WORK INSTRUCTIONS
Copy the data word for word, keeping every line.

Start of SUPPLIED RECORDS

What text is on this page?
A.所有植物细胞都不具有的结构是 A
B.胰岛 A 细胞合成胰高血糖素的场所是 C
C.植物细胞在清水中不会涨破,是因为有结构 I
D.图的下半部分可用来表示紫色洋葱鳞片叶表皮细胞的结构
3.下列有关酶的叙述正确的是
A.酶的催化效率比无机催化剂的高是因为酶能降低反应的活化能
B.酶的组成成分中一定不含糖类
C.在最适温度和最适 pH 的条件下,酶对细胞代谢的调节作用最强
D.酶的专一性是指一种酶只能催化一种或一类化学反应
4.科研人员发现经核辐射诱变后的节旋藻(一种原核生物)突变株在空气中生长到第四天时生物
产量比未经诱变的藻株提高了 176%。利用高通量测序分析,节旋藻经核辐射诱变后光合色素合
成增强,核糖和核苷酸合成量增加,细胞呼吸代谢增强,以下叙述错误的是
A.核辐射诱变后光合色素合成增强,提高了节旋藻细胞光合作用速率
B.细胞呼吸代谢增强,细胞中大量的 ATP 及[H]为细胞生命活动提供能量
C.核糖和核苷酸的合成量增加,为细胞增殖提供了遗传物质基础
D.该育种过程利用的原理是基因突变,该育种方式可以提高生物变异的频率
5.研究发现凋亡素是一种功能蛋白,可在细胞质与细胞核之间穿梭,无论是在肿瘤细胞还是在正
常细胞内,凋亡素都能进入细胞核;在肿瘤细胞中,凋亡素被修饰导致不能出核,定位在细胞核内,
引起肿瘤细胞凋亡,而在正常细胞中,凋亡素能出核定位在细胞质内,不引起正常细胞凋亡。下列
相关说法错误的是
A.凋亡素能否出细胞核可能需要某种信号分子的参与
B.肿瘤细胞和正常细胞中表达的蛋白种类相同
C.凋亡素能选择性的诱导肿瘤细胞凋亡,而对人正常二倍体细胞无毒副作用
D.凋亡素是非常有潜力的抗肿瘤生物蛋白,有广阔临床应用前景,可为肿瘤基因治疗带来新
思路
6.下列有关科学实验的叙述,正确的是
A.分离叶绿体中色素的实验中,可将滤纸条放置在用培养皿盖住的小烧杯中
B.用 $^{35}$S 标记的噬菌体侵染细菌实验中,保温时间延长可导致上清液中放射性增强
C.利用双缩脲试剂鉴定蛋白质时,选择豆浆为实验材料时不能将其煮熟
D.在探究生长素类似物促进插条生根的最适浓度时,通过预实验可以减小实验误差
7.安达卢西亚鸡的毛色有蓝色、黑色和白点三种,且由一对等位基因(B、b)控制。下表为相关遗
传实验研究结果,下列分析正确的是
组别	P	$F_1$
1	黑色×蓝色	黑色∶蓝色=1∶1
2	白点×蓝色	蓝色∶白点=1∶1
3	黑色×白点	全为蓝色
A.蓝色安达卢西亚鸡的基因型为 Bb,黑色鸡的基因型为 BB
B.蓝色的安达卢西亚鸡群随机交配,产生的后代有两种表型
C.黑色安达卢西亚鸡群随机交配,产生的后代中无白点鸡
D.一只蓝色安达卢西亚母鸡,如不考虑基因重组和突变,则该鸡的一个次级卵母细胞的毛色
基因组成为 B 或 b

End of SUPPLIED RECORDS

RESPONSE TO THIS EXERCISE
What text is on this page?
A.所有植物细胞都不具有的结构是 A
B.胰岛 A 细胞合成胰高血糖素的场所是 C
C.植物细胞在清水中不会涨破,是因为有结构 I
D.图的下半部分可用来表示紫色洋葱鳞片叶表皮细胞的结构
3.下列有关酶的叙述正确的是
A.酶的催化效率比无机催化剂的高是因为酶能降低反应的活化能
B.酶的组成成分中一定不含糖类
C.在最适温度和最适 pH 的条件下,酶对细胞代谢的调节作用最强
D.酶的专一性是指一种酶只能催化一种或一类化学反应
4.科研人员发现经核辐射诱变后的节旋藻(一种原核生物)突变株在空气中生长到第四天时生物
产量比未经诱变的藻株提高了 176%。利用高通量测序分析,节旋藻经核辐射诱变后光合色素合
成增强,核糖和核苷酸合成量增加,细胞呼吸代谢增强,以下叙述错误的是
A.核辐射诱变后光合色素合成增强,提高了节旋藻细胞光合作用速率
B.细胞呼吸代谢增强,细胞中大量的 ATP 及[H]为细胞生命活动提供能量
C.核糖和核苷酸的合成量增加,为细胞增殖提供了遗传物质基础
D.该育种过程利用的原理是基因突变,该育种方式可以提高生物变异的频率
5.研究发现凋亡素是一种功能蛋白,可在细胞质与细胞核之间穿梭,无论是在肿瘤细胞还是在正
常细胞内,凋亡素都能进入细胞核;在肿瘤细胞中,凋亡素被修饰导致不能出核,定位在细胞核内,
引起肿瘤细胞凋亡,而在正常细胞中,凋亡素能出核定位在细胞质内,不引起正常细胞凋亡。下列
相关说法错误的是
A.凋亡素能否出细胞核可能需要某种信号分子的参与
B.肿瘤细胞和正常细胞中表达的蛋白种类相同
C.凋亡素能选择性的诱导肿瘤细胞凋亡,而对人正常二倍体细胞无毒副作用
D.凋亡素是非常有潜力的抗肿瘤生物蛋白,有广阔临床应用前景,可为肿瘤基因治疗带来新
思路
6.下列有关科学实验的叙述,正确的是
A.分离叶绿体中色素的实验中,可将滤纸条放置在用培养皿盖住的小烧杯中
B.用 $^{35}$S 标记的噬菌体侵染细菌实验中,保温时间延长可导致上清液中放射性增强
C.利用双缩脲试剂鉴定蛋白质时,选择豆浆为实验材料时不能将其煮熟
D.在探究生长素类似物促进插条生根的最适浓度时,通过预实验可以减小实验误差
7.安达卢西亚鸡的毛色有蓝色、黑色和白点三种,且由一对等位基因(B、b)控制。下表为相关遗
传实验研究结果,下列分析正确的是
组别	P	$F_1$
1	黑色×蓝色	黑色∶蓝色=1∶1
2	白点×蓝色	蓝色∶白点=1∶1
3	黑色×白点	全为蓝色
A.蓝色安达卢西亚鸡的基因型为 Bb,黑色鸡的基因型为 BB
B.蓝色的安达卢西亚鸡群随机交配,产生的后代有两种表型
C.黑色安达卢西亚鸡群随机交配,产生的后代中无白点鸡
D.一只蓝色安达卢西亚母鸡,如不考虑基因重组和突变,则该鸡的一个次级卵母细胞的毛色
基因组成为 B 或 b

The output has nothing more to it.